Direction >> The listing beneath should be written out in full, exactly as shown.

(Extracted records)
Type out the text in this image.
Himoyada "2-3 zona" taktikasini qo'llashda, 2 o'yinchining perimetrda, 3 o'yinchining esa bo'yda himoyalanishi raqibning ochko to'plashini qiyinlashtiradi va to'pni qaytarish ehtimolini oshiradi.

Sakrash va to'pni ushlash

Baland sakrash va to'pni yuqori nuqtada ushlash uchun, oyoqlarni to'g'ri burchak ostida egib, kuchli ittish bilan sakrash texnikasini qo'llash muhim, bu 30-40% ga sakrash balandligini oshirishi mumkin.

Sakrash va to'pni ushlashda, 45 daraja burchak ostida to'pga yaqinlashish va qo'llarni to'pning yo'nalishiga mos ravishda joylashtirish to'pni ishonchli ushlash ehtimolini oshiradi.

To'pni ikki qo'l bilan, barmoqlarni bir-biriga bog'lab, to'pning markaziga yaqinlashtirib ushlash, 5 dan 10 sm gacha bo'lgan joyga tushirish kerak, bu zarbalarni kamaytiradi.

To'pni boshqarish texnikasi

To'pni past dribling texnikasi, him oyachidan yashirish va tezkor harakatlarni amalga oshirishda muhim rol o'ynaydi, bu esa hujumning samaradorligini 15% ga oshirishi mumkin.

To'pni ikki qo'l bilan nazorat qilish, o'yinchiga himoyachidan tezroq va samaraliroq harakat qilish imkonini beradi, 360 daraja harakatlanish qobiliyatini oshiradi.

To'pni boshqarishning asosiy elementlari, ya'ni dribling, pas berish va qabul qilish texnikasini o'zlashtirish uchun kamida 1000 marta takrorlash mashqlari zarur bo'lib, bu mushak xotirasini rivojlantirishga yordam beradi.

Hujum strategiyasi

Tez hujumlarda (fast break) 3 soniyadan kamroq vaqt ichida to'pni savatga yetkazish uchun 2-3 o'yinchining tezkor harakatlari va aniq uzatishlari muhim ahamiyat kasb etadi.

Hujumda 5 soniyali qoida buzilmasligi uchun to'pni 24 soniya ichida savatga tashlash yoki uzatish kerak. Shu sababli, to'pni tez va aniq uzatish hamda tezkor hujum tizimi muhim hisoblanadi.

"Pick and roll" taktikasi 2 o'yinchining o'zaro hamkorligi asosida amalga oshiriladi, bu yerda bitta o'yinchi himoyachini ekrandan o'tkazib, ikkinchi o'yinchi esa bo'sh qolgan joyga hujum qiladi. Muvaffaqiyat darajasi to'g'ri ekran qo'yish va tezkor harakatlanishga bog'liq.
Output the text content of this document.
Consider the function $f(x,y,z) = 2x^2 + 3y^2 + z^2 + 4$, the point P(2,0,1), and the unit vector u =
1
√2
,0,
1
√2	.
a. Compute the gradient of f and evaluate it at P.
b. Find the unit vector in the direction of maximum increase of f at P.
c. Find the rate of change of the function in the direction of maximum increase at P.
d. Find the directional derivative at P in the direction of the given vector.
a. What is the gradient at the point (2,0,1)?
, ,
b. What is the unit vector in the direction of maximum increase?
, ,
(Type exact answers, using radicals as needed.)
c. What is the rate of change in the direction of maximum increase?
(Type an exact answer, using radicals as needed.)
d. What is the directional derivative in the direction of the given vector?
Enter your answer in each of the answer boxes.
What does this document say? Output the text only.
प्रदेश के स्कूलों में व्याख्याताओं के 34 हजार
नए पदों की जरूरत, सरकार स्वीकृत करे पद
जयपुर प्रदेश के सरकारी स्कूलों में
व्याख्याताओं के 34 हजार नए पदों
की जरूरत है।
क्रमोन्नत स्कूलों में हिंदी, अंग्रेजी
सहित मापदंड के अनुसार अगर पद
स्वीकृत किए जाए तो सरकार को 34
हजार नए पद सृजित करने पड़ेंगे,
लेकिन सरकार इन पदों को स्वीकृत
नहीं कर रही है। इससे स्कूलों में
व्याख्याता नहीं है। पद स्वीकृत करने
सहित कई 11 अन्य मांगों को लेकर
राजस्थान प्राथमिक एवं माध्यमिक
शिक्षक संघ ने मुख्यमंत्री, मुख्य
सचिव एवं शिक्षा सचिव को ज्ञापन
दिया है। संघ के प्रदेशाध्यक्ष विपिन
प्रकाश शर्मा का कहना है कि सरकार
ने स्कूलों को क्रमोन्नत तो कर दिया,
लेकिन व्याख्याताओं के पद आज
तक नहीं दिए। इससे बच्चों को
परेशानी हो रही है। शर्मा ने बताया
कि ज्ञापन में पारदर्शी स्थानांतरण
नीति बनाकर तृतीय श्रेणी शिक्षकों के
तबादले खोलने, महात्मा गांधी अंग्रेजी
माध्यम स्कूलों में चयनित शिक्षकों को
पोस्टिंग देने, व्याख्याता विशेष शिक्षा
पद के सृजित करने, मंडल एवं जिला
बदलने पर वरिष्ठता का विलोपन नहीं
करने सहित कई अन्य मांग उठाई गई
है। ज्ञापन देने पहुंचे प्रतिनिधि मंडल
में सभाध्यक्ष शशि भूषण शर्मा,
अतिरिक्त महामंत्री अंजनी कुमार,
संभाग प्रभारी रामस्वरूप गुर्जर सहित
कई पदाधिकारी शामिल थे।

Right answer >>
Type out the text in this image.
Himoyada "2-3 zona" taktikasini qo'llashda, 2 o'yinchining perimetrda, 3 o'yinchining esa bo'yda himoyalanishi raqibning ochko to'plashini qiyinlashtiradi va to'pni qaytarish ehtimolini oshiradi.

Sakrash va to'pni ushlash

Baland sakrash va to'pni yuqori nuqtada ushlash uchun, oyoqlarni to'g'ri burchak ostida egib, kuchli ittish bilan sakrash texnikasini qo'llash muhim, bu 30-40% ga sakrash balandligini oshirishi mumkin.

Sakrash va to'pni ushlashda, 45 daraja burchak ostida to'pga yaqinlashish va qo'llarni to'pning yo'nalishiga mos ravishda joylashtirish to'pni ishonchli ushlash ehtimolini oshiradi.

To'pni ikki qo'l bilan, barmoqlarni bir-biriga bog'lab, to'pning markaziga yaqinlashtirib ushlash, 5 dan 10 sm gacha bo'lgan joyga tushirish kerak, bu zarbalarni kamaytiradi.

To'pni boshqarish texnikasi

To'pni past dribling texnikasi, him oyachidan yashirish va tezkor harakatlarni amalga oshirishda muhim rol o'ynaydi, bu esa hujumning samaradorligini 15% ga oshirishi mumkin.

To'pni ikki qo'l bilan nazorat qilish, o'yinchiga himoyachidan tezroq va samaraliroq harakat qilish imkonini beradi, 360 daraja harakatlanish qobiliyatini oshiradi.

To'pni boshqarishning asosiy elementlari, ya'ni dribling, pas berish va qabul qilish texnikasini o'zlashtirish uchun kamida 1000 marta takrorlash mashqlari zarur bo'lib, bu mushak xotirasini rivojlantirishga yordam beradi.

Hujum strategiyasi

Tez hujumlarda (fast break) 3 soniyadan kamroq vaqt ichida to'pni savatga yetkazish uchun 2-3 o'yinchining tezkor harakatlari va aniq uzatishlari muhim ahamiyat kasb etadi.

Hujumda 5 soniyali qoida buzilmasligi uchun to'pni 24 soniya ichida savatga tashlash yoki uzatish kerak. Shu sababli, to'pni tez va aniq uzatish hamda tezkor hujum tizimi muhim hisoblanadi.

"Pick and roll" taktikasi 2 o'yinchining o'zaro hamkorligi asosida amalga oshiriladi, bu yerda bitta o'yinchi himoyachini ekrandan o'tkazib, ikkinchi o'yinchi esa bo'sh qolgan joyga hujum qiladi. Muvaffaqiyat darajasi to'g'ri ekran qo'yish va tezkor harakatlanishga bog'liq.
Output the text content of this document.
Consider the function $f(x,y,z) = 2x^2 + 3y^2 + z^2 + 4$, the point P(2,0,1), and the unit vector u =
1
√2
,0,
1
√2	.
a. Compute the gradient of f and evaluate it at P.
b. Find the unit vector in the direction of maximum increase of f at P.
c. Find the rate of change of the function in the direction of maximum increase at P.
d. Find the directional derivative at P in the direction of the given vector.
a. What is the gradient at the point (2,0,1)?
, ,
b. What is the unit vector in the direction of maximum increase?
, ,
(Type exact answers, using radicals as needed.)
c. What is the rate of change in the direction of maximum increase?
(Type an exact answer, using radicals as needed.)
d. What is the directional derivative in the direction of the given vector?
Enter your answer in each of the answer boxes.
What does this document say? Output the text only.
प्रदेश के स्कूलों में व्याख्याताओं के 34 हजार
नए पदों की जरूरत, सरकार स्वीकृत करे पद
जयपुर प्रदेश के सरकारी स्कूलों में
व्याख्याताओं के 34 हजार नए पदों
की जरूरत है।
क्रमोन्नत स्कूलों में हिंदी, अंग्रेजी
सहित मापदंड के अनुसार अगर पद
स्वीकृत किए जाए तो सरकार को 34
हजार नए पद सृजित करने पड़ेंगे,
लेकिन सरकार इन पदों को स्वीकृत
नहीं कर रही है। इससे स्कूलों में
व्याख्याता नहीं है। पद स्वीकृत करने
सहित कई 11 अन्य मांगों को लेकर
राजस्थान प्राथमिक एवं माध्यमिक
शिक्षक संघ ने मुख्यमंत्री, मुख्य
सचिव एवं शिक्षा सचिव को ज्ञापन
दिया है। संघ के प्रदेशाध्यक्ष विपिन
प्रकाश शर्मा का कहना है कि सरकार
ने स्कूलों को क्रमोन्नत तो कर दिया,
लेकिन व्याख्याताओं के पद आज
तक नहीं दिए। इससे बच्चों को
परेशानी हो रही है। शर्मा ने बताया
कि ज्ञापन में पारदर्शी स्थानांतरण
नीति बनाकर तृतीय श्रेणी शिक्षकों के
तबादले खोलने, महात्मा गांधी अंग्रेजी
माध्यम स्कूलों में चयनित शिक्षकों को
पोस्टिंग देने, व्याख्याता विशेष शिक्षा
पद के सृजित करने, मंडल एवं जिला
बदलने पर वरिष्ठता का विलोपन नहीं
करने सहित कई अन्य मांग उठाई गई
है। ज्ञापन देने पहुंचे प्रतिनिधि मंडल
में सभाध्यक्ष शशि भूषण शर्मा,
अतिरिक्त महामंत्री अंजनी कुमार,
संभाग प्रभारी रामस्वरूप गुर्जर सहित
कई पदाधिकारी शामिल थे।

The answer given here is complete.